* **INFORMATION GIVEN**

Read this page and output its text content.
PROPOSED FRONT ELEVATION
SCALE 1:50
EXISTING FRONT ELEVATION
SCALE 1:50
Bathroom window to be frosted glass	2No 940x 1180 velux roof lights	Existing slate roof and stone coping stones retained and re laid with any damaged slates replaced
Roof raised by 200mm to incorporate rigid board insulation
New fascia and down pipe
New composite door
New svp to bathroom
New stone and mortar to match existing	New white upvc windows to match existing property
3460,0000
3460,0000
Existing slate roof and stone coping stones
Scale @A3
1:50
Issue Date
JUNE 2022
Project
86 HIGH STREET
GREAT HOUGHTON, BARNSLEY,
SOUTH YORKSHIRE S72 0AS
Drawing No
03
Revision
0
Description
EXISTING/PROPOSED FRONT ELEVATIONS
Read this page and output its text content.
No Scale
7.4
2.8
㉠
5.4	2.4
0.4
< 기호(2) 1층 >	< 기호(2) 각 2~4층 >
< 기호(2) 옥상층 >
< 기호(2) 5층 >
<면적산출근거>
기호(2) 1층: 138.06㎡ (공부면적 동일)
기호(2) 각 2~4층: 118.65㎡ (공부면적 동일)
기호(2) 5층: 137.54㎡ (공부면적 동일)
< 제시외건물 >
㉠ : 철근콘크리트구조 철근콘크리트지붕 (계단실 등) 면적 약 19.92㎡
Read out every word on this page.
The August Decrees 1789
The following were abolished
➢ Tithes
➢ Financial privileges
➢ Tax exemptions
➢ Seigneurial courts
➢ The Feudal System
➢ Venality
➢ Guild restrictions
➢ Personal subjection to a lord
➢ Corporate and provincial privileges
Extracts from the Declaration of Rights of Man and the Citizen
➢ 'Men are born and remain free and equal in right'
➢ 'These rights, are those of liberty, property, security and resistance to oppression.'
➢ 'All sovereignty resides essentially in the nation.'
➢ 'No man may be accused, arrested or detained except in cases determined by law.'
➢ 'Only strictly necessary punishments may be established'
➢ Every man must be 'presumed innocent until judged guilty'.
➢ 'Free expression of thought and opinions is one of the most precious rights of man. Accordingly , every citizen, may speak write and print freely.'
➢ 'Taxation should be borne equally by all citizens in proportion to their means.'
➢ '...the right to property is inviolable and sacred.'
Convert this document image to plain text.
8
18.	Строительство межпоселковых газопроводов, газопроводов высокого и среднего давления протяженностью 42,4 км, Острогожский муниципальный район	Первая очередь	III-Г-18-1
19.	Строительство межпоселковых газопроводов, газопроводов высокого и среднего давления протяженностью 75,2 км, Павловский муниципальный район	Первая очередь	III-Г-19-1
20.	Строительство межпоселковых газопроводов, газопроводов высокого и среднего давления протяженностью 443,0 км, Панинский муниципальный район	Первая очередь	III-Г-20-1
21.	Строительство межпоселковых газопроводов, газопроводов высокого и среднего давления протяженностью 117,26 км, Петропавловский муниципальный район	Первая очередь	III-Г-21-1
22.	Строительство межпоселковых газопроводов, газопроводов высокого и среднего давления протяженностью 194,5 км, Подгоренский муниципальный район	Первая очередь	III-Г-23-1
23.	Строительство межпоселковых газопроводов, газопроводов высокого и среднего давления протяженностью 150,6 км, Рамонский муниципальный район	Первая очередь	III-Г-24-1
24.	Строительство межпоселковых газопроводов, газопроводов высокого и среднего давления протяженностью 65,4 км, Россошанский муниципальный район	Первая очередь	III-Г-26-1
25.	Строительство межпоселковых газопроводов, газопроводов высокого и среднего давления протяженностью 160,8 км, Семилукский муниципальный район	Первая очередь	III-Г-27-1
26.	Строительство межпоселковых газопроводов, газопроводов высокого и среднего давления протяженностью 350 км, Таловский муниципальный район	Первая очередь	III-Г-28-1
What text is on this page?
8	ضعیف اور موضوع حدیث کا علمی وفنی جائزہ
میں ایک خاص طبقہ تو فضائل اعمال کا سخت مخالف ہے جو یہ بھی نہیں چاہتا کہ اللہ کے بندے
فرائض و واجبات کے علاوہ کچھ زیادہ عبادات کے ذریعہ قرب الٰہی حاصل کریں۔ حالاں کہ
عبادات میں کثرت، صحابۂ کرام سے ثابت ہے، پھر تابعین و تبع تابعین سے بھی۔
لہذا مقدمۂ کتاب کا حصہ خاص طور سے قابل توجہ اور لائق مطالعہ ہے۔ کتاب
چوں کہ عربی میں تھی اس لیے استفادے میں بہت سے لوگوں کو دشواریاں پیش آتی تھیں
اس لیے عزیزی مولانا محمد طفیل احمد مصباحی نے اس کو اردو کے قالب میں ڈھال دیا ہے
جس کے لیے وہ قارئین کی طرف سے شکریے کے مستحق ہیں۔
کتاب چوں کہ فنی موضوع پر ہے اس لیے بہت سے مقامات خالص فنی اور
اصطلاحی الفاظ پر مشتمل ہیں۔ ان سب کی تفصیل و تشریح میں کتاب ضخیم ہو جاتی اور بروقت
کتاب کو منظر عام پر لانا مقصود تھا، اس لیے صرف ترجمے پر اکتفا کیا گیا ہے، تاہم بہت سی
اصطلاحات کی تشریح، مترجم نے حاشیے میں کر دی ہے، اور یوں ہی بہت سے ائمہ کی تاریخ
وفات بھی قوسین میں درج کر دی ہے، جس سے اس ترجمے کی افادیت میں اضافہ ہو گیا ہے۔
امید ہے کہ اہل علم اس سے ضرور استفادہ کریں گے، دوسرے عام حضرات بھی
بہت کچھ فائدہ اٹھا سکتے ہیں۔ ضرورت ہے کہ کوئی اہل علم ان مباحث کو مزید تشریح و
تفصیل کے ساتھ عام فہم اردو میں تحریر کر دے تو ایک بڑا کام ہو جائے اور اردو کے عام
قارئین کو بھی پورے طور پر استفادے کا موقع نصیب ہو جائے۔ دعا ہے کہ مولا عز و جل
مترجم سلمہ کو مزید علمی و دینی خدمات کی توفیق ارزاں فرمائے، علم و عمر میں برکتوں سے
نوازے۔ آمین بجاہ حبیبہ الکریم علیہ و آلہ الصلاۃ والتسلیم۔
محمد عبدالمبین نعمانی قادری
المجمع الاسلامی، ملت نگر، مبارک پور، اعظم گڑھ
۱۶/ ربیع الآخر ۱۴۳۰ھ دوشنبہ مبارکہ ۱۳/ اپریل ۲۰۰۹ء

* **INSTRUCTIONS FOR THE TASK**
Filter the records above and return every line that holds the word "stones".

* **RESPONSE TO THIS TASK**
Bathroom window to be frosted glass	2No 940x 1180 velux roof lights	Existing slate roof and stone coping stones retained and re laid with any damaged slates replaced
Existing slate roof and stone coping stones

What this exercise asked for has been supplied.